> Task requirements:
Examine the entries and show every line in which the word "comfort" is found.
>> BEGIN Dataset rows
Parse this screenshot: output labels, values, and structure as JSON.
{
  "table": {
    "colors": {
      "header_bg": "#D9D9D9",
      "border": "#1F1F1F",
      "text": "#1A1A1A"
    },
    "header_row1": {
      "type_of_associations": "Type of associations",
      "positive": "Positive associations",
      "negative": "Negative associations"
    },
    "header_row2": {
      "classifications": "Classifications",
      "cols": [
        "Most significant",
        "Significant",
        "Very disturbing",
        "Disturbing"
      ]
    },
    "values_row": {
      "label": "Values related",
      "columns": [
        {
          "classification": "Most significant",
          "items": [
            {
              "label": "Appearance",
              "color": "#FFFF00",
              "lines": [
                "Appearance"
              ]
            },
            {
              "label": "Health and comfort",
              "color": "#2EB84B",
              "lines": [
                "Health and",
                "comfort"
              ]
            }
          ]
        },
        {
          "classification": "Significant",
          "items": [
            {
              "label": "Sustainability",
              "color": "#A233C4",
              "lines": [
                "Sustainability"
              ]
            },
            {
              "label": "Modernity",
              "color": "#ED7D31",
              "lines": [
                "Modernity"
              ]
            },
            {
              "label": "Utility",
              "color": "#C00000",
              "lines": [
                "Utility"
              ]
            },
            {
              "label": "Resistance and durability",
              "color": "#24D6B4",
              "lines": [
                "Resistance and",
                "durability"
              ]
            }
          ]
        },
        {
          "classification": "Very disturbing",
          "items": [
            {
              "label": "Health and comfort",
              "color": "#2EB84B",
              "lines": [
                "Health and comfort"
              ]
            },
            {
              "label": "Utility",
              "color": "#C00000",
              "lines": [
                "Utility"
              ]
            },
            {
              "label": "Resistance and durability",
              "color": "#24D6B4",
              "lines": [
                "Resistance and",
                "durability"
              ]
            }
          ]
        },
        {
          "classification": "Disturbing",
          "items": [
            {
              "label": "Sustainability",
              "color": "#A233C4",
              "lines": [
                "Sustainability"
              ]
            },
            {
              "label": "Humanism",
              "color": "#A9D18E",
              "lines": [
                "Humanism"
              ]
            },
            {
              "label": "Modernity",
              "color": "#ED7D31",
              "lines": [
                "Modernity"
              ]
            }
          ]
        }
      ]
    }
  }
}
>> END Dataset rows
> Exercise output:
              "label": "Health and comfort",
                "comfort"
              "label": "Health and comfort",
                "Health and comfort"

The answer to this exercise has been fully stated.